__Records to process__:
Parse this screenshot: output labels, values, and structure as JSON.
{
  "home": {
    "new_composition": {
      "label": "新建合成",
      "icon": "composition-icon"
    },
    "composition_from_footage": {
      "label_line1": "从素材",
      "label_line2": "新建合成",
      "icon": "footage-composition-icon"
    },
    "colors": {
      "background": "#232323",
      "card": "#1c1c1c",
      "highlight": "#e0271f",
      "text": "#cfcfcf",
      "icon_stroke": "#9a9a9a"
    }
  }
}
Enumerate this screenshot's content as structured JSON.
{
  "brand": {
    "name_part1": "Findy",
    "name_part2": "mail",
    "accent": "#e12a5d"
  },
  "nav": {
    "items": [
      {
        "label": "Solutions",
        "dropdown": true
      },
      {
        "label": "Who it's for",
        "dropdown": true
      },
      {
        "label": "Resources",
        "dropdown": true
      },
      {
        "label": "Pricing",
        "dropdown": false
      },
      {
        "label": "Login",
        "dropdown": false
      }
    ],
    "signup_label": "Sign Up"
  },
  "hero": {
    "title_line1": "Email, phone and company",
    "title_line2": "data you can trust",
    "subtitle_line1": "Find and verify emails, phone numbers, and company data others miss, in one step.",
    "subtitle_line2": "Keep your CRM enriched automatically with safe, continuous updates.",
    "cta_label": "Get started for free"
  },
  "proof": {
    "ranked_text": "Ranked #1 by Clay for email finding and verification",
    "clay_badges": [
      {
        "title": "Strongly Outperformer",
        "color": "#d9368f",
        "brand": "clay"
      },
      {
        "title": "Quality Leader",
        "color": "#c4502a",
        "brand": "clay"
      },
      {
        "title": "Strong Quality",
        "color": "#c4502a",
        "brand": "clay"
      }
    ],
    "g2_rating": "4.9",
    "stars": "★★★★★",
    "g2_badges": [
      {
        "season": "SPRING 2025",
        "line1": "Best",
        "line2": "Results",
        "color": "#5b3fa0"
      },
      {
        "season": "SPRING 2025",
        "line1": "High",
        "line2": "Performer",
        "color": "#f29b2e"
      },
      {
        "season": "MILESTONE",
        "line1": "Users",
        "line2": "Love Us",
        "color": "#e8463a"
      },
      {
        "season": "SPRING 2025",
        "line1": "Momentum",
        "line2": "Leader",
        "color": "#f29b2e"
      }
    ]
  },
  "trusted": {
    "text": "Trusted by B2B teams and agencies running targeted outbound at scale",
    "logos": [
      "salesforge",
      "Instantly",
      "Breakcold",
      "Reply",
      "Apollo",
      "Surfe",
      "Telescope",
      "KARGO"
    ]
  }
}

__Set exercise__:
Write out the records shown above, exactly as they appear.

__Written answer__:
Parse this screenshot: output labels, values, and structure as JSON.
{
  "home": {
    "new_composition": {
      "label": "新建合成",
      "icon": "composition-icon"
    },
    "composition_from_footage": {
      "label_line1": "从素材",
      "label_line2": "新建合成",
      "icon": "footage-composition-icon"
    },
    "colors": {
      "background": "#232323",
      "card": "#1c1c1c",
      "highlight": "#e0271f",
      "text": "#cfcfcf",
      "icon_stroke": "#9a9a9a"
    }
  }
}
Enumerate this screenshot's content as structured JSON.
{
  "brand": {
    "name_part1": "Findy",
    "name_part2": "mail",
    "accent": "#e12a5d"
  },
  "nav": {
    "items": [
      {
        "label": "Solutions",
        "dropdown": true
      },
      {
        "label": "Who it's for",
        "dropdown": true
      },
      {
        "label": "Resources",
        "dropdown": true
      },
      {
        "label": "Pricing",
        "dropdown": false
      },
      {
        "label": "Login",
        "dropdown": false
      }
    ],
    "signup_label": "Sign Up"
  },
  "hero": {
    "title_line1": "Email, phone and company",
    "title_line2": "data you can trust",
    "subtitle_line1": "Find and verify emails, phone numbers, and company data others miss, in one step.",
    "subtitle_line2": "Keep your CRM enriched automatically with safe, continuous updates.",
    "cta_label": "Get started for free"
  },
  "proof": {
    "ranked_text": "Ranked #1 by Clay for email finding and verification",
    "clay_badges": [
      {
        "title": "Strongly Outperformer",
        "color": "#d9368f",
        "brand": "clay"
      },
      {
        "title": "Quality Leader",
        "color": "#c4502a",
        "brand": "clay"
      },
      {
        "title": "Strong Quality",
        "color": "#c4502a",
        "brand": "clay"
      }
    ],
    "g2_rating": "4.9",
    "stars": "★★★★★",
    "g2_badges": [
      {
        "season": "SPRING 2025",
        "line1": "Best",
        "line2": "Results",
        "color": "#5b3fa0"
      },
      {
        "season": "SPRING 2025",
        "line1": "High",
        "line2": "Performer",
        "color": "#f29b2e"
      },
      {
        "season": "MILESTONE",
        "line1": "Users",
        "line2": "Love Us",
        "color": "#e8463a"
      },
      {
        "season": "SPRING 2025",
        "line1": "Momentum",
        "line2": "Leader",
        "color": "#f29b2e"
      }
    ]
  },
  "trusted": {
    "text": "Trusted by B2B teams and agencies running targeted outbound at scale",
    "logos": [
      "salesforge",
      "Instantly",
      "Breakcold",
      "Reply",
      "Apollo",
      "Surfe",
      "Telescope",
      "KARGO"
    ]
  }
}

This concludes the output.